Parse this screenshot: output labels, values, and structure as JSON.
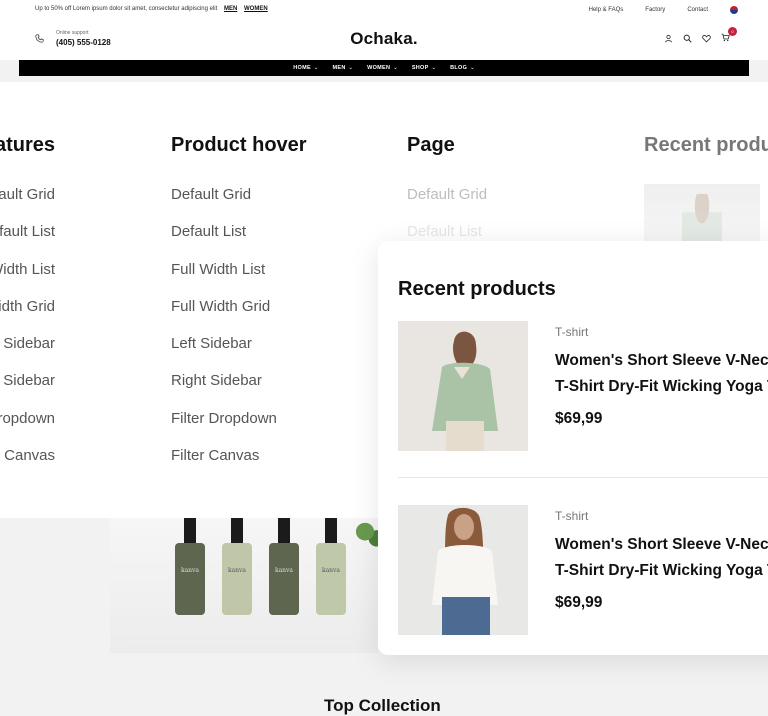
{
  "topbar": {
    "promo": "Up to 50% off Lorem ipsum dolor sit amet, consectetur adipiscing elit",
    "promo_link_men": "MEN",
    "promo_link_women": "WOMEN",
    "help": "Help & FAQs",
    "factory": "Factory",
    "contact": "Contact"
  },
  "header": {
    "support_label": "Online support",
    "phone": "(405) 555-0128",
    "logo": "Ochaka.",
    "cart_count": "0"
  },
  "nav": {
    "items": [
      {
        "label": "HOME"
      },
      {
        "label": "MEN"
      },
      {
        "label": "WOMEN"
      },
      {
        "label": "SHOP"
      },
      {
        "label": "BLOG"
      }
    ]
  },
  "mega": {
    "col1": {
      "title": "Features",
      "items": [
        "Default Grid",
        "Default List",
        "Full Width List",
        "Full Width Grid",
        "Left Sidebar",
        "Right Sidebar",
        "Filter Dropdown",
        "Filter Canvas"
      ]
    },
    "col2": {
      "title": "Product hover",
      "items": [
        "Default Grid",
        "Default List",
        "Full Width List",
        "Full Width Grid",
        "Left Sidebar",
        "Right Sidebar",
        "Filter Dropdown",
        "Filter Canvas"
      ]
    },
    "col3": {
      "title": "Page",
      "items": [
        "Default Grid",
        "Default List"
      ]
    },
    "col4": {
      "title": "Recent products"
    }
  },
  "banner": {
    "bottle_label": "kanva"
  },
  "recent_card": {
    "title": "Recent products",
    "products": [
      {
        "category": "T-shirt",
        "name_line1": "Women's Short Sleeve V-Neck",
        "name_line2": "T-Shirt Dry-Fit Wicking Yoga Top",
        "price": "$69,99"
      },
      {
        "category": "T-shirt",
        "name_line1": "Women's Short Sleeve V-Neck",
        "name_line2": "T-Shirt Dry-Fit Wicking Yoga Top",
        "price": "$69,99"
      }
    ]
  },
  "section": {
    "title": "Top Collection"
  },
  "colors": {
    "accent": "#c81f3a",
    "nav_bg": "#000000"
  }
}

•••

**The request**: Restate every record exactly, please; do not copy the pictures.

**Output for this task**:
Parse this screenshot: output labels, values, and structure as JSON.
{
  "topbar": {
    "promo": "Up to 50% off Lorem ipsum dolor sit amet, consectetur adipiscing elit",
    "promo_link_men": "MEN",
    "promo_link_women": "WOMEN",
    "help": "Help & FAQs",
    "factory": "Factory",
    "contact": "Contact"
  },
  "header": {
    "support_label": "Online support",
    "phone": "(405) 555-0128",
    "logo": "Ochaka.",
    "cart_count": "0"
  },
  "nav": {
    "items": [
      {
        "label": "HOME"
      },
      {
        "label": "MEN"
      },
      {
        "label": "WOMEN"
      },
      {
        "label": "SHOP"
      },
      {
        "label": "BLOG"
      }
    ]
  },
  "mega": {
    "col1": {
      "title": "Features",
      "items": [
        "Default Grid",
        "Default List",
        "Full Width List",
        "Full Width Grid",
        "Left Sidebar",
        "Right Sidebar",
        "Filter Dropdown",
        "Filter Canvas"
      ]
    },
    "col2": {
      "title": "Product hover",
      "items": [
        "Default Grid",
        "Default List",
        "Full Width List",
        "Full Width Grid",
        "Left Sidebar",
        "Right Sidebar",
        "Filter Dropdown",
        "Filter Canvas"
      ]
    },
    "col3": {
      "title": "Page",
      "items": [
        "Default Grid",
        "Default List"
      ]
    },
    "col4": {
      "title": "Recent products"
    }
  },
  "banner": {
    "bottle_label": "kanva"
  },
  "recent_card": {
    "title": "Recent products",
    "products": [
      {
        "category": "T-shirt",
        "name_line1": "Women's Short Sleeve V-Neck",
        "name_line2": "T-Shirt Dry-Fit Wicking Yoga Top",
        "price": "$69,99"
      },
      {
        "category": "T-shirt",
        "name_line1": "Women's Short Sleeve V-Neck",
        "name_line2": "T-Shirt Dry-Fit Wicking Yoga Top",
        "price": "$69,99"
      }
    ]
  },
  "section": {
    "title": "Top Collection"
  },
  "colors": {
    "accent": "#c81f3a",
    "nav_bg": "#000000"
  }
}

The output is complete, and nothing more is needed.